>> Begin Material

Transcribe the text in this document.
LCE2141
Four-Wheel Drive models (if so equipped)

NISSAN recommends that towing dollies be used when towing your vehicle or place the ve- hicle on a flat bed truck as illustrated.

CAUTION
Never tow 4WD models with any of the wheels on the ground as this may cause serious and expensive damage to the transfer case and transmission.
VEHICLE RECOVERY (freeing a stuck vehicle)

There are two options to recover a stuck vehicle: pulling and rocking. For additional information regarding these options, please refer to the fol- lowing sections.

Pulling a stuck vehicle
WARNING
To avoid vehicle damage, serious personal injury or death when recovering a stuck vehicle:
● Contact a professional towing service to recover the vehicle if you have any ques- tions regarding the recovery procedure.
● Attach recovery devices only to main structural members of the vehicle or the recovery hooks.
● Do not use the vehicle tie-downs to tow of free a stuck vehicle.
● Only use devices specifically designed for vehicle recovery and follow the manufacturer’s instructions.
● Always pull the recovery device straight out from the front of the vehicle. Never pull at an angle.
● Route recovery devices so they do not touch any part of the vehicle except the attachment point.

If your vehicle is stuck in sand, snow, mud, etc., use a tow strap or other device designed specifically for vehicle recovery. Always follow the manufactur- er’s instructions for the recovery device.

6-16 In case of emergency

>> End Material

* Work to do *
Word for word, restate all of the data shown above.

* The completed task *
Transcribe the text in this document.
LCE2141
Four-Wheel Drive models (if so equipped)

NISSAN recommends that towing dollies be used when towing your vehicle or place the ve- hicle on a flat bed truck as illustrated.

CAUTION
Never tow 4WD models with any of the wheels on the ground as this may cause serious and expensive damage to the transfer case and transmission.
VEHICLE RECOVERY (freeing a stuck vehicle)

There are two options to recover a stuck vehicle: pulling and rocking. For additional information regarding these options, please refer to the fol- lowing sections.

Pulling a stuck vehicle
WARNING
To avoid vehicle damage, serious personal injury or death when recovering a stuck vehicle:
● Contact a professional towing service to recover the vehicle if you have any ques- tions regarding the recovery procedure.
● Attach recovery devices only to main structural members of the vehicle or the recovery hooks.
● Do not use the vehicle tie-downs to tow of free a stuck vehicle.
● Only use devices specifically designed for vehicle recovery and follow the manufacturer’s instructions.
● Always pull the recovery device straight out from the front of the vehicle. Never pull at an angle.
● Route recovery devices so they do not touch any part of the vehicle except the attachment point.

If your vehicle is stuck in sand, snow, mud, etc., use a tow strap or other device designed specifically for vehicle recovery. Always follow the manufactur- er’s instructions for the recovery device.

6-16 In case of emergency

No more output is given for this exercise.